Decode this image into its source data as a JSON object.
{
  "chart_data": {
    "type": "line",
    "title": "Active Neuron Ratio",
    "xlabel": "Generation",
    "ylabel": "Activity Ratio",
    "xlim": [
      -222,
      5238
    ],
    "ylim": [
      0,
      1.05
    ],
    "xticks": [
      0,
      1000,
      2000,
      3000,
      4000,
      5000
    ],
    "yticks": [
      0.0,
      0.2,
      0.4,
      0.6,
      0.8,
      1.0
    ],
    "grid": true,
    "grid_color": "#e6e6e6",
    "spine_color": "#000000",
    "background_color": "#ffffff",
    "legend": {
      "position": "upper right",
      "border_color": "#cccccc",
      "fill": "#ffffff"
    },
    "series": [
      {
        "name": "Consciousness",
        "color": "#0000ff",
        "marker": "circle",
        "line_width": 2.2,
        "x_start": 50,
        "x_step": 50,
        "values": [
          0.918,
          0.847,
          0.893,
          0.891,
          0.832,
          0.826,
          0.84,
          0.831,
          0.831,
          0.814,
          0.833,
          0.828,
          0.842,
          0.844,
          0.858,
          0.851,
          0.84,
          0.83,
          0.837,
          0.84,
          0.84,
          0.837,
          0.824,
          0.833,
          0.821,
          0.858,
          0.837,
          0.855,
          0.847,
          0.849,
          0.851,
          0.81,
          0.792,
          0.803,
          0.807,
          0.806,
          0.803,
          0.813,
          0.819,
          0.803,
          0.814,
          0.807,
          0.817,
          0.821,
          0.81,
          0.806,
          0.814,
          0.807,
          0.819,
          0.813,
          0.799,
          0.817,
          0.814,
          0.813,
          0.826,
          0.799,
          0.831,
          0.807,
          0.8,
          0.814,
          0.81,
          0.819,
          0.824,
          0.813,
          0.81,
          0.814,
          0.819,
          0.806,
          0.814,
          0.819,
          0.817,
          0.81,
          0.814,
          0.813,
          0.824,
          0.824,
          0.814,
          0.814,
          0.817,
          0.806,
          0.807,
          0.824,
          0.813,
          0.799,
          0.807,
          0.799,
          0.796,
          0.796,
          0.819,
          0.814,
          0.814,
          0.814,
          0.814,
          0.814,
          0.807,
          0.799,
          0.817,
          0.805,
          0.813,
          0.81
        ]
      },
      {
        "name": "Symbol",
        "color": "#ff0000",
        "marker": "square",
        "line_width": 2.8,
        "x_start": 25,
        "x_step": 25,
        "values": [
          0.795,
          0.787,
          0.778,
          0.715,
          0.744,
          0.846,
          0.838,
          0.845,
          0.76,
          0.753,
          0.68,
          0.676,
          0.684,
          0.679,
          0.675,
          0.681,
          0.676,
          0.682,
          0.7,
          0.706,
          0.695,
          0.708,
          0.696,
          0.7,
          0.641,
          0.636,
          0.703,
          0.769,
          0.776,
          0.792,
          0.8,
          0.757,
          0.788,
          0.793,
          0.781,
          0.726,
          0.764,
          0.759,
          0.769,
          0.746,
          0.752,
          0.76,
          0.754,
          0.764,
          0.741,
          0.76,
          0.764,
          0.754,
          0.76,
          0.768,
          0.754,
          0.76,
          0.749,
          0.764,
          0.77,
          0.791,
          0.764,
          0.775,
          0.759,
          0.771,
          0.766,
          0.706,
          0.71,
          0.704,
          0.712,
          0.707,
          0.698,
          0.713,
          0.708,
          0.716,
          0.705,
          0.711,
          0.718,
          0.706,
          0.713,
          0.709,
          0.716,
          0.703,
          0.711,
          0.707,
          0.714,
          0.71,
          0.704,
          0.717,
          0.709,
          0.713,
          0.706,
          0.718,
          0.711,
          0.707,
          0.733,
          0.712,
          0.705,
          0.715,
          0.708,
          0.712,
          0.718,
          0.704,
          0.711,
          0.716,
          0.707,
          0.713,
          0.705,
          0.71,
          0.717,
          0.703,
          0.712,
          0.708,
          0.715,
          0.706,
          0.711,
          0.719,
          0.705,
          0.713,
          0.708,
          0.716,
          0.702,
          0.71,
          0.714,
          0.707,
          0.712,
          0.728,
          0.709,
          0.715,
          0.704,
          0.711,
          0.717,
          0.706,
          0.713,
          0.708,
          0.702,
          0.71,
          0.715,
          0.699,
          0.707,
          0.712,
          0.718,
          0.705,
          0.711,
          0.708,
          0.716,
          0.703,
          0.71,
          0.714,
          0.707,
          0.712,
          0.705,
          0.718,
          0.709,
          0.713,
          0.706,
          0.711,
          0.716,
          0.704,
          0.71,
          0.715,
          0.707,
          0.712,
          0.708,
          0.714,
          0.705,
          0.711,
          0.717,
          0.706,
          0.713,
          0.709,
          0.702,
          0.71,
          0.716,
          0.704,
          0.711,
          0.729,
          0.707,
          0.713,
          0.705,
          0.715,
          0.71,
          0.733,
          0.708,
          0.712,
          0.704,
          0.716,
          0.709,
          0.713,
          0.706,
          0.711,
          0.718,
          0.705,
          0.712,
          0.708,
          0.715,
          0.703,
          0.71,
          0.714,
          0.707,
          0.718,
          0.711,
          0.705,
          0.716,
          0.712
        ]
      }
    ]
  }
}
----------
- _What this task involves_: Count how many lines above contain the word "ffffff". Reply with the number alone.

- _Solved exercise_: 2